# [Work instructions]
Give as output the line that contains "Transcribe the text in this document.", followed by every remaining line of the entries, unchanged and with nothing added.

# [Supplied records]
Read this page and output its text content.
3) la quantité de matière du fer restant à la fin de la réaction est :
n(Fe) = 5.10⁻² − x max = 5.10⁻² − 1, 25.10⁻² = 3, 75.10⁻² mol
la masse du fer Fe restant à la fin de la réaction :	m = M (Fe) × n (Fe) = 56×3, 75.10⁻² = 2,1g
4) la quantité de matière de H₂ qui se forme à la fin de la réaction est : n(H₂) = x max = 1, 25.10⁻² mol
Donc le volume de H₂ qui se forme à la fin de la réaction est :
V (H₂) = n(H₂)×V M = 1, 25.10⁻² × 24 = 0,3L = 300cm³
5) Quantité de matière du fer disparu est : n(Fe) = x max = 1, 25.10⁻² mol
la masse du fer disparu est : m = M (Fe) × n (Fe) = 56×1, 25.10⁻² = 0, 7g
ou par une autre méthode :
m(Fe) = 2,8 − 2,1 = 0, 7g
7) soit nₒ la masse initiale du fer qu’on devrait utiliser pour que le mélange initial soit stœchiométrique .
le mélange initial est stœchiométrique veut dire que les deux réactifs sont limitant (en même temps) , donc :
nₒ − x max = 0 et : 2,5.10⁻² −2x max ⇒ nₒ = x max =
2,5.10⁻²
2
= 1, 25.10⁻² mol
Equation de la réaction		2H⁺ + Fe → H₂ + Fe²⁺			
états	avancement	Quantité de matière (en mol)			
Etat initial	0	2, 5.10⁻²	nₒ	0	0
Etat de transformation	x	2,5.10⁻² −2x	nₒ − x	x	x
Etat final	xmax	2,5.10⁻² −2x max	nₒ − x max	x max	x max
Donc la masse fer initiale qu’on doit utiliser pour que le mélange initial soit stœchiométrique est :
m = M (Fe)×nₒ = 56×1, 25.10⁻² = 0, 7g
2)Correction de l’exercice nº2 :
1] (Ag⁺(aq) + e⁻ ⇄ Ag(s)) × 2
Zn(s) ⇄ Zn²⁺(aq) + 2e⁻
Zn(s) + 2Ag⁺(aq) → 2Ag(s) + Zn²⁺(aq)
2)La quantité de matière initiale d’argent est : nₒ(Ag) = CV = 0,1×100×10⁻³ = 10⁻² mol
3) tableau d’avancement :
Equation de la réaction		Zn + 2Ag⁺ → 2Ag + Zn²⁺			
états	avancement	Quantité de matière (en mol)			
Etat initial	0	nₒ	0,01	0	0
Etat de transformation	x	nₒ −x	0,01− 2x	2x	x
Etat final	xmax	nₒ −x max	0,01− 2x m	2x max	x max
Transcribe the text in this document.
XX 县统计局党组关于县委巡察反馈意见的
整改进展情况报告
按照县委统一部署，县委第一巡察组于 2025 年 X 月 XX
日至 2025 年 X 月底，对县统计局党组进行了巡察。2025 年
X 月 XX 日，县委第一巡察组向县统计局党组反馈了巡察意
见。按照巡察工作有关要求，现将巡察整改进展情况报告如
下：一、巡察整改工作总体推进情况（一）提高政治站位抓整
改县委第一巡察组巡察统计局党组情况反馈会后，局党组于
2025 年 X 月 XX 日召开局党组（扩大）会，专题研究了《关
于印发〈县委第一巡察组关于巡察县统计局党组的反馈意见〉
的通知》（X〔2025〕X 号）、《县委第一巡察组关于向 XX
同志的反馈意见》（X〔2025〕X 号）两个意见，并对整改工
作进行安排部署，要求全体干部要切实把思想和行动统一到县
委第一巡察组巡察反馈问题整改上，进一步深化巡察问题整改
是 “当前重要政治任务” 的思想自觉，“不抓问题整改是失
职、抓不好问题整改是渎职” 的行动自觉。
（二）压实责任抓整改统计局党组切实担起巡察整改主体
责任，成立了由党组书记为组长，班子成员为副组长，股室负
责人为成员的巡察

# [The output]
Transcribe the text in this document.
XX 县统计局党组关于县委巡察反馈意见的
整改进展情况报告
按照县委统一部署，县委第一巡察组于 2025 年 X 月 XX
日至 2025 年 X 月底，对县统计局党组进行了巡察。2025 年
X 月 XX 日，县委第一巡察组向县统计局党组反馈了巡察意
见。按照巡察工作有关要求，现将巡察整改进展情况报告如
下：一、巡察整改工作总体推进情况（一）提高政治站位抓整
改县委第一巡察组巡察统计局党组情况反馈会后，局党组于
2025 年 X 月 XX 日召开局党组（扩大）会，专题研究了《关
于印发〈县委第一巡察组关于巡察县统计局党组的反馈意见〉
的通知》（X〔2025〕X 号）、《县委第一巡察组关于向 XX
同志的反馈意见》（X〔2025〕X 号）两个意见，并对整改工
作进行安排部署，要求全体干部要切实把思想和行动统一到县
委第一巡察组巡察反馈问题整改上，进一步深化巡察问题整改
是 “当前重要政治任务” 的思想自觉，“不抓问题整改是失
职、抓不好问题整改是渎职” 的行动自觉。
（二）压实责任抓整改统计局党组切实担起巡察整改主体
责任，成立了由党组书记为组长，班子成员为副组长，股室负
责人为成员的巡察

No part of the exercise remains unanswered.